• BEREITGESTELLTER TEXT:
· · · · · · ·

Im Koalitionsvertrag von CDU, CSU und SPD war vereinbart worden, das "allgemeine Strafverfahren und das Jugendstrafverfahren unter Wahrung rechtsstaatlicher Grundsätze effektiver und praxistauglicher auszugestalten." Dazu war eine Expertenkommission einberufen worden, die bis zur Mitte dieser Wahlperiode Vorschläge erarbeiten sollte. Mitte Oktober war es nun soweit: Die Kommission, der Vertreter der Wissenschaft und der juristischen Praxis sowie Experten aus den Landesjustizverwaltungen, dem Bundesministerium des Innern und dem Bundesministerium der Justiz und für Verbraucherschutz angehörten, überreichten Bundesjustizminister Heiko Maas in Berlin ihren Abschlussbericht.

Darin werden 50 Empfehlungen formuliert, die das Strafverfahren "effektiver und praxistauglicher" machen sollen. Sie lassen, sich – nach Verfahrensabschnitten gegliedert – kurz wie folgt umreißen:

Ermittlungsverfahren

  • Einräumung eines Anwesenheits- und Fragerechts des Verteidigers bei polizeilichen Beschuldigtenvernehmungen, Tatortrekonstruktionen und Gegenüberstellungen mit dem Beschuldigten;
  • Schaffung eines Antragsrechts des Beschuldigten auf Beiordnung eines Pflichtverteidigers im Ermittlungsverfahren;
  • Einführung einer Erscheinenspflicht von Zeugen bei polizeilicher Vernehmung, wenn der Ladung ein einzelfallbezogener Auftrag der Staatsanwaltschaft zugrunde liegt;
  • Abschaffung des Richtervorbehalts für Blutprobenentnahmen im Bereich der Straßenverkehrsdelikte; Übergang der regelmäßigen Anordnungsbefugnis auf die Staatsanwaltschaft;
  • regelmäßige audiovisuelle Aufzeichnung von Beschuldigten- und Zeugenvernehmungen bei schweren Tatvorwürfen oder bei einer schwierigen Sach- oder Rechtslage;
  • Schaffung einer speziellen gesetzlichen Grundlage für den Einsatz der Quellen-Telekommunikationsüberwachung (Quellen-TKÜ) und von V-Personen sowie Neuausrichtung des Straftatenkatalogs bei der Telekommunikationsüberwachung (§ 100a Abs. 2 StPO) anhand übergeordneter Kriterien;
  • ausdrückliche gesetzliche Regelung des Verbots der Tatprovokation;
  • Erweiterung der Möglichkeit, zivil- oder verwaltungsrechtliche Vorfragen vor Anklageerhebung im Zivil- oder Verwaltungsrechtsweg klären zu lassen.

· · · · · · ·

• AUFGABE: Gib den obigen Text über die Empfehlungen der Expertenkommission zum Strafverfahren vollständig und wortgetreu wieder.

• ERFASSTE DATEN:

· · · · · · ·

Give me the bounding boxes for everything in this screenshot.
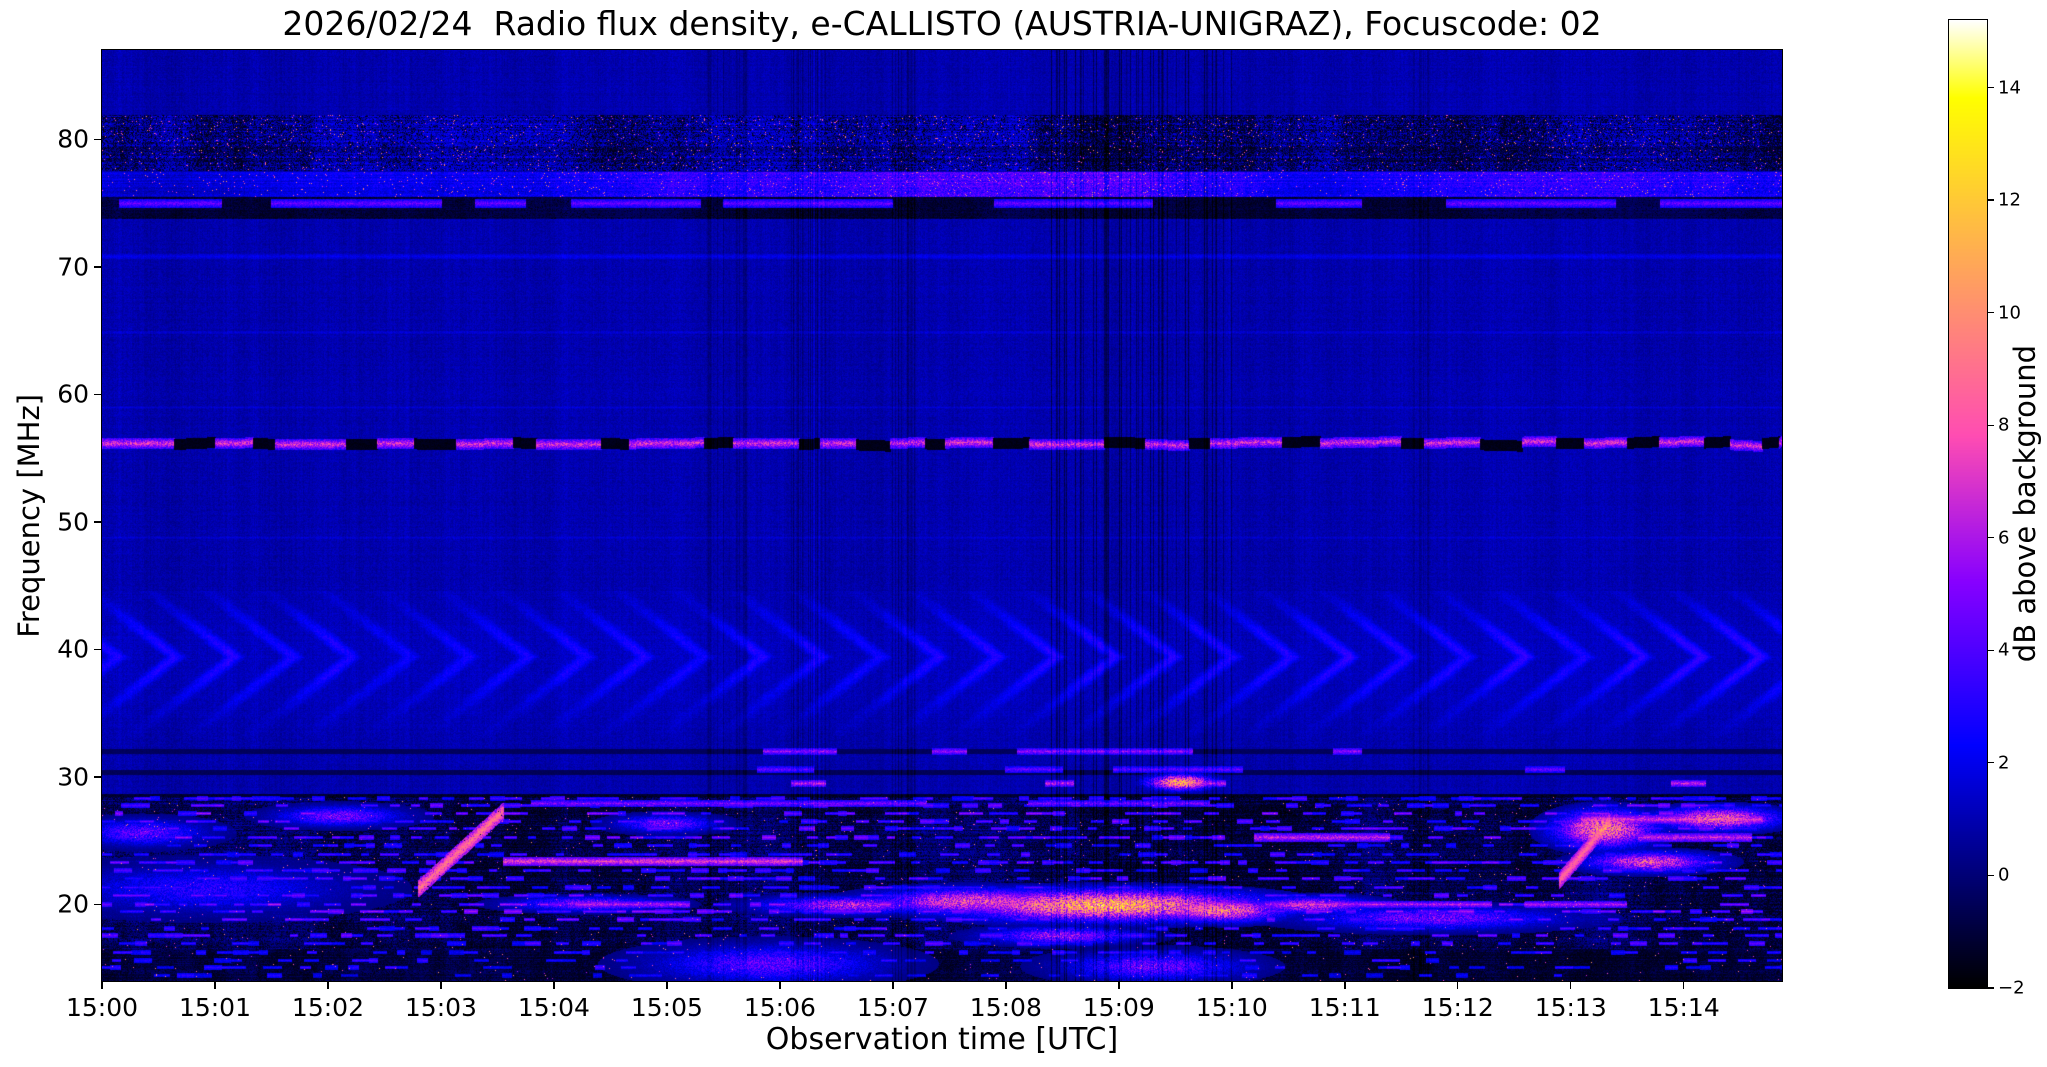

· · · · · · ·

• ERWARTETE AUSGABE:
Im Koalitionsvertrag von CDU, CSU und SPD war vereinbart worden, das "allgemeine Strafverfahren und das Jugendstrafverfahren unter Wahrung rechtsstaatlicher Grundsätze effektiver und praxistauglicher auszugestalten." Dazu war eine Expertenkommission einberufen worden, die bis zur Mitte dieser Wahlperiode Vorschläge erarbeiten sollte. Mitte Oktober war es nun soweit: Die Kommission, der Vertreter der Wissenschaft und der juristischen Praxis sowie Experten aus den Landesjustizverwaltungen, dem Bundesministerium des Innern und dem Bundesministerium der Justiz und für Verbraucherschutz angehörten, überreichten Bundesjustizminister Heiko Maas in Berlin ihren Abschlussbericht.

Darin werden 50 Empfehlungen formuliert, die das Strafverfahren "effektiver und praxistauglicher" machen sollen. Sie lassen, sich – nach Verfahrensabschnitten gegliedert – kurz wie folgt umreißen:

Ermittlungsverfahren

  • Einräumung eines Anwesenheits- und Fragerechts des Verteidigers bei polizeilichen Beschuldigtenvernehmungen, Tatortrekonstruktionen und Gegenüberstellungen mit dem Beschuldigten;
  • Schaffung eines Antragsrechts des Beschuldigten auf Beiordnung eines Pflichtverteidigers im Ermittlungsverfahren;
  • Einführung einer Erscheinenspflicht von Zeugen bei polizeilicher Vernehmung, wenn der Ladung ein einzelfallbezogener Auftrag der Staatsanwaltschaft zugrunde liegt;
  • Abschaffung des Richtervorbehalts für Blutprobenentnahmen im Bereich der Straßenverkehrsdelikte; Übergang der regelmäßigen Anordnungsbefugnis auf die Staatsanwaltschaft;
  • regelmäßige audiovisuelle Aufzeichnung von Beschuldigten- und Zeugenvernehmungen bei schweren Tatvorwürfen oder bei einer schwierigen Sach- oder Rechtslage;
  • Schaffung einer speziellen gesetzlichen Grundlage für den Einsatz der Quellen-Telekommunikationsüberwachung (Quellen-TKÜ) und von V-Personen sowie Neuausrichtung des Straftatenkatalogs bei der Telekommunikationsüberwachung (§ 100a Abs. 2 StPO) anhand übergeordneter Kriterien;
  • ausdrückliche gesetzliche Regelung des Verbots der Tatprovokation;
  • Erweiterung der Möglichkeit, zivil- oder verwaltungsrechtliche Vorfragen vor Anklageerhebung im Zivil- oder Verwaltungsrechtsweg klären zu lassen.